══ Material for the task ══

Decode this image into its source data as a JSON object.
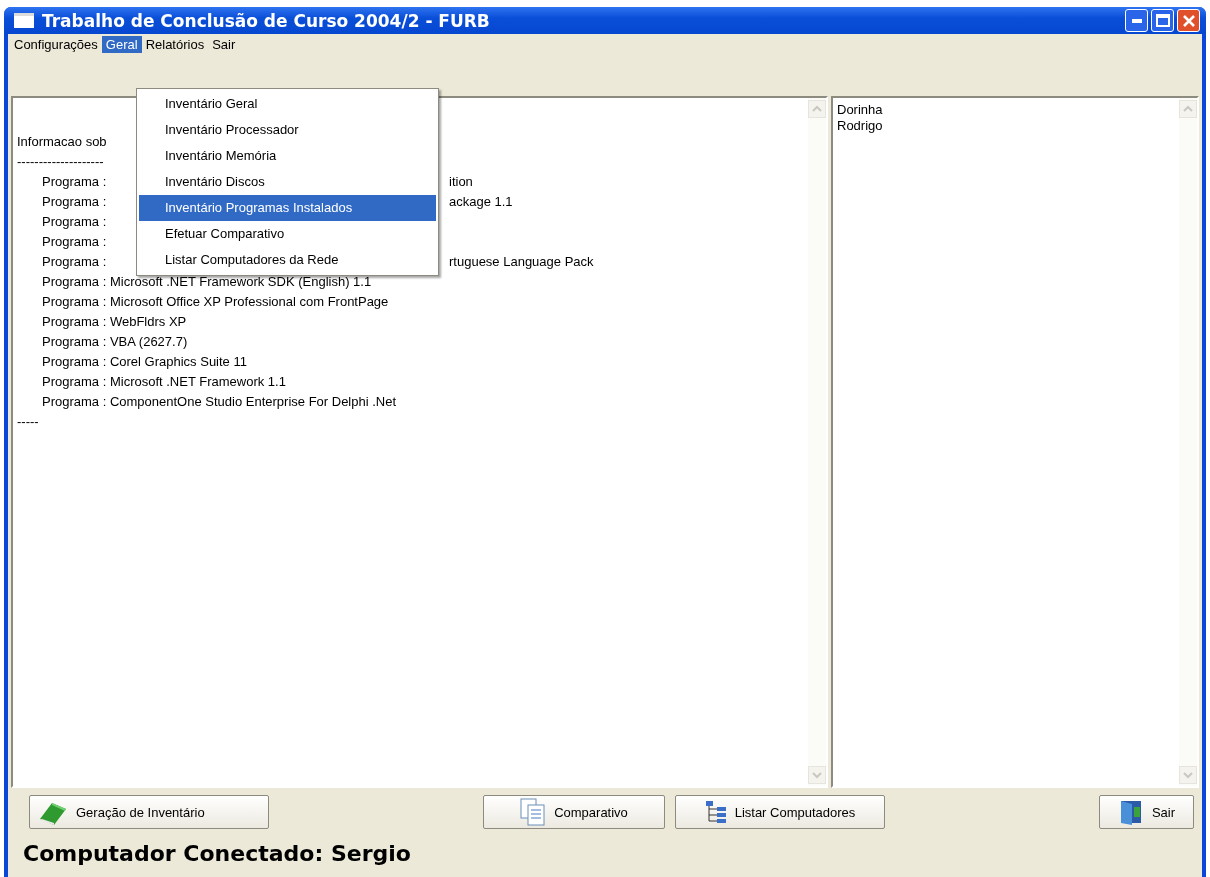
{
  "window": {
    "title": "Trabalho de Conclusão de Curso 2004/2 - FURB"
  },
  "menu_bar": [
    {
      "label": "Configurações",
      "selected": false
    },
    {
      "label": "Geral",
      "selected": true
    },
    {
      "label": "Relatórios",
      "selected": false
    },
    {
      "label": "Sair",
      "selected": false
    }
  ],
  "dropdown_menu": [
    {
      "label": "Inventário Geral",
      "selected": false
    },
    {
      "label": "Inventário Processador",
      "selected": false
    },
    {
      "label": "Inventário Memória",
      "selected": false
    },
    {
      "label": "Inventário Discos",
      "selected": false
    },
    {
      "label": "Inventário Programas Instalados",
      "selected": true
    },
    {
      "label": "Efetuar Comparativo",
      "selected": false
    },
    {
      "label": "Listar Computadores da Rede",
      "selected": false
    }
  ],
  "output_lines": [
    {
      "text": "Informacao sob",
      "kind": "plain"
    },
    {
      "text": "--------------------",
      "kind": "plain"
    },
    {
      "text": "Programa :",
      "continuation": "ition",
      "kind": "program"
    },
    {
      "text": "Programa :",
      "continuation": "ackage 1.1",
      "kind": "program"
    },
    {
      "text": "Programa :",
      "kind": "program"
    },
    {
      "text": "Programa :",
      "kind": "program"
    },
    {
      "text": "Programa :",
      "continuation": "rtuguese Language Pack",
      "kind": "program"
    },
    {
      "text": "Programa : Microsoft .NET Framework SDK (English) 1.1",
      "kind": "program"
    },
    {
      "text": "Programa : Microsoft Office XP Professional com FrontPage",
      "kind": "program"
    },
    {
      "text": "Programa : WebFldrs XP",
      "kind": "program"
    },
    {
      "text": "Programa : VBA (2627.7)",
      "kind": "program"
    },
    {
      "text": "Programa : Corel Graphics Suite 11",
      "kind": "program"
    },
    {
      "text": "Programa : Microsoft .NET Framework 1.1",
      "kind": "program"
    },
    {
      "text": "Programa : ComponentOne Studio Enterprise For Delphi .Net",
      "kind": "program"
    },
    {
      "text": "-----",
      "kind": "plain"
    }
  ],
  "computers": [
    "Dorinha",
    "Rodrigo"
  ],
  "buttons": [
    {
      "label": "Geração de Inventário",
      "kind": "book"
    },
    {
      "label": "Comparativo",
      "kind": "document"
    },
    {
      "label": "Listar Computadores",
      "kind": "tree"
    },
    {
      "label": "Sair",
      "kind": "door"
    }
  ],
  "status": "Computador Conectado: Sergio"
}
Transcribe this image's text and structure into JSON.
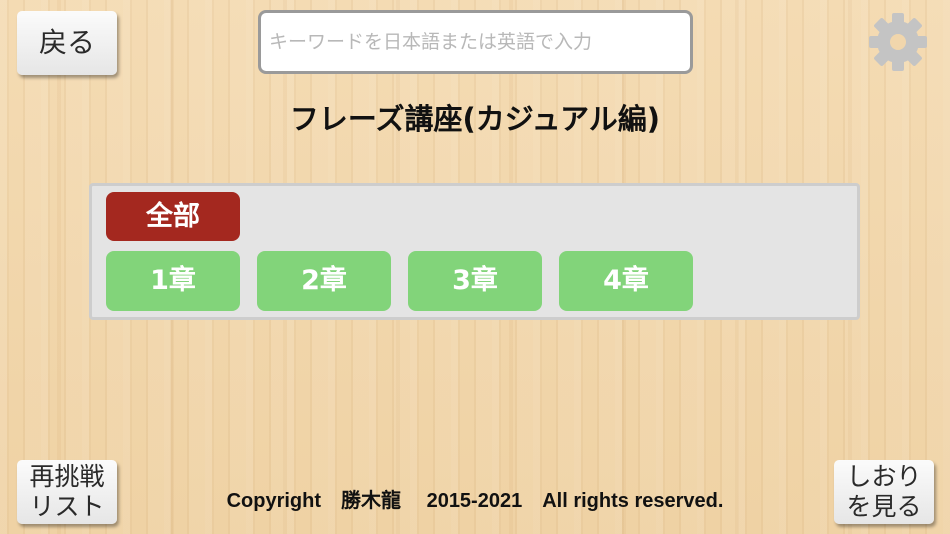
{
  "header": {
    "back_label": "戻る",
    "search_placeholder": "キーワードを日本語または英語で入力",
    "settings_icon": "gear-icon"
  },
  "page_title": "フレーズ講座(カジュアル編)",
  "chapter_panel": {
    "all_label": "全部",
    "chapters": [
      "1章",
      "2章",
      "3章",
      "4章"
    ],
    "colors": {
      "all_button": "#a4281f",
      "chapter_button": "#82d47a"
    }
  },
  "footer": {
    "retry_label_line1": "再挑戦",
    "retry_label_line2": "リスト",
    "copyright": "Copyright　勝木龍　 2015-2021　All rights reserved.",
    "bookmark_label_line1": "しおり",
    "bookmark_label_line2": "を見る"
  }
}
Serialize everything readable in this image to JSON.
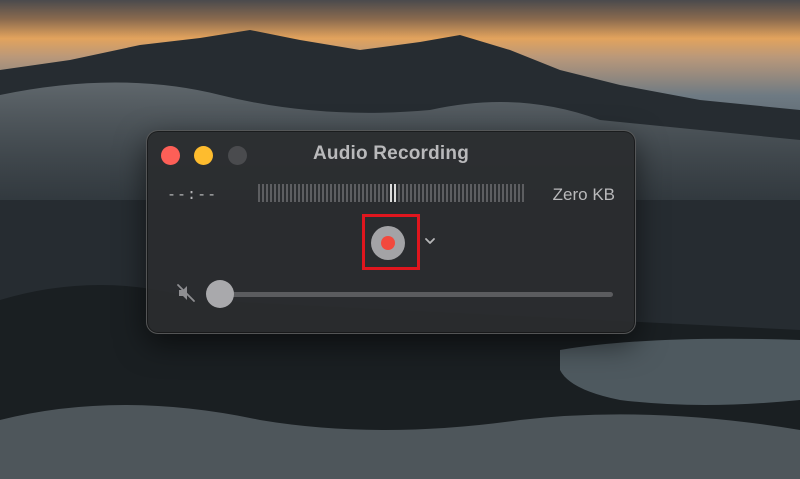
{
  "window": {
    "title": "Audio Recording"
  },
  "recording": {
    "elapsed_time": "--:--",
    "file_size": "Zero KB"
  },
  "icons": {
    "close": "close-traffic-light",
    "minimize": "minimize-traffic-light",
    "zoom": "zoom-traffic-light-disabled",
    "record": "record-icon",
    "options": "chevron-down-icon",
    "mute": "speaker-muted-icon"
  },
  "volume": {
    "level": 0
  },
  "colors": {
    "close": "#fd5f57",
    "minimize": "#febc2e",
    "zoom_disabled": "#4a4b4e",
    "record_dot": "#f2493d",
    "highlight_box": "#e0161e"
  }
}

═══
══ Material for the task ══

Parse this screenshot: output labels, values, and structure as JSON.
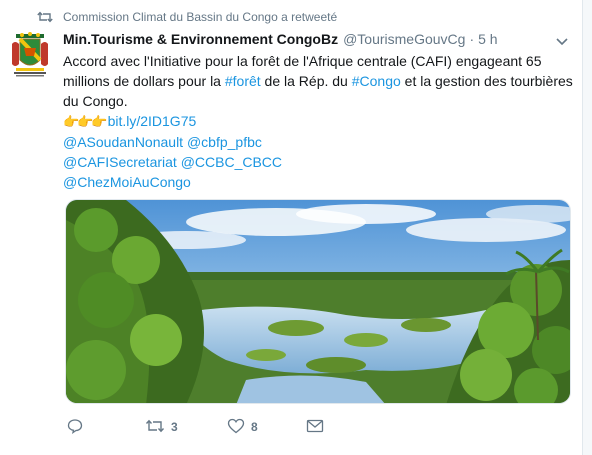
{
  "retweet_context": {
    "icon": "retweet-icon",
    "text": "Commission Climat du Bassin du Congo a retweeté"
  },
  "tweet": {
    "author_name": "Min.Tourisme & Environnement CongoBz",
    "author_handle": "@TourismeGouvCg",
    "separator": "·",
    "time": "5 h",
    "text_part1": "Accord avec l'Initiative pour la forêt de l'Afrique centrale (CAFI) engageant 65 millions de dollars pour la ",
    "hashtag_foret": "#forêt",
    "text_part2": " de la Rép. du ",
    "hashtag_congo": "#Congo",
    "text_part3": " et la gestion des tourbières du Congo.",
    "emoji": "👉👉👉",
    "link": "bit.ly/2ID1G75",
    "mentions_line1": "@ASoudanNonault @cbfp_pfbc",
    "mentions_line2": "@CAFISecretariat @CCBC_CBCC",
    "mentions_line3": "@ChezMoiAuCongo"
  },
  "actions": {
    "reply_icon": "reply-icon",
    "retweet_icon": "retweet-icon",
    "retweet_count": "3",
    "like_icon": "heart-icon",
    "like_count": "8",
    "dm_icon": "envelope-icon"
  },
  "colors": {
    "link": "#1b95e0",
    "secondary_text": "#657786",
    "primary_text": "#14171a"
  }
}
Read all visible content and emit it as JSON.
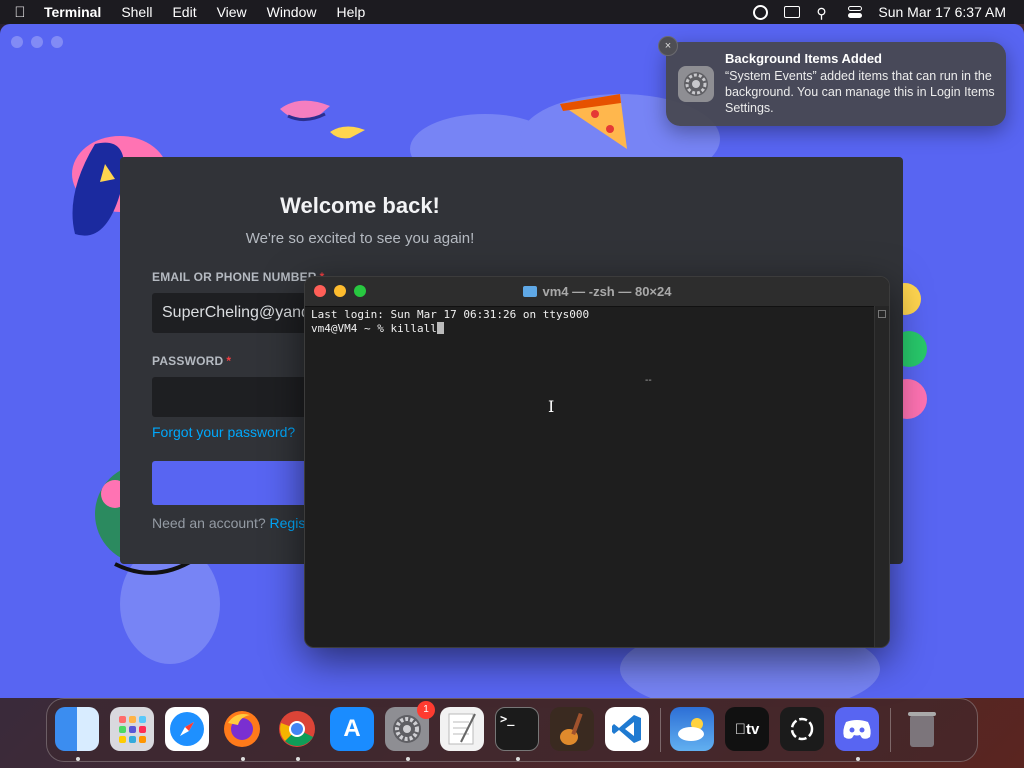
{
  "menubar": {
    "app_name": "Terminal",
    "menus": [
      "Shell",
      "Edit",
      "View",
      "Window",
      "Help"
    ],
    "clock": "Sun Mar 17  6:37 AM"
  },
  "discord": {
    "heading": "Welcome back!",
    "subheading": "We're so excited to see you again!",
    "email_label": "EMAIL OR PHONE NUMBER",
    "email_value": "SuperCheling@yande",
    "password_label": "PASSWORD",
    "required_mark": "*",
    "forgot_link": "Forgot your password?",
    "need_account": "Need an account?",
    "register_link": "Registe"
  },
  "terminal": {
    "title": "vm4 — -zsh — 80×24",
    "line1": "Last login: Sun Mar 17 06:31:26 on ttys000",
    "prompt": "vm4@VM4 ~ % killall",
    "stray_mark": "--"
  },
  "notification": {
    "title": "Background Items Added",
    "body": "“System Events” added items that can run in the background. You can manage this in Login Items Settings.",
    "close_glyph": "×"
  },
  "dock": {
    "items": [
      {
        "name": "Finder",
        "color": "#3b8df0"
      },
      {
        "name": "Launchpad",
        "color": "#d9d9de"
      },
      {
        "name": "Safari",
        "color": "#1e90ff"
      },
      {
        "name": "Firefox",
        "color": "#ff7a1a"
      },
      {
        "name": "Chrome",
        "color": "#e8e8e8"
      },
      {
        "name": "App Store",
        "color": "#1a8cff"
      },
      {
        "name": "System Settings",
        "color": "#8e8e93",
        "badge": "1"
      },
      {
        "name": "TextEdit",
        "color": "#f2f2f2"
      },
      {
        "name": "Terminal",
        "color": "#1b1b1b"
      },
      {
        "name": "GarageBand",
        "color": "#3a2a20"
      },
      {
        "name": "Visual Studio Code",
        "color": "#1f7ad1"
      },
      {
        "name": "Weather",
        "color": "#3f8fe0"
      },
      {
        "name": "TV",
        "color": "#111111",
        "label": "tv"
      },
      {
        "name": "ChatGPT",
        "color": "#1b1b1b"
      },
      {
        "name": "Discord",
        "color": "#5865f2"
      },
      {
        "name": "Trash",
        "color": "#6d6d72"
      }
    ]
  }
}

═══

• **What to work on**
Search the records for the word "Computadores". Copy every line that has it.

• **Problem solution**
      "label": "Listar Computadores da Rede",
      "label": "Listar Computadores",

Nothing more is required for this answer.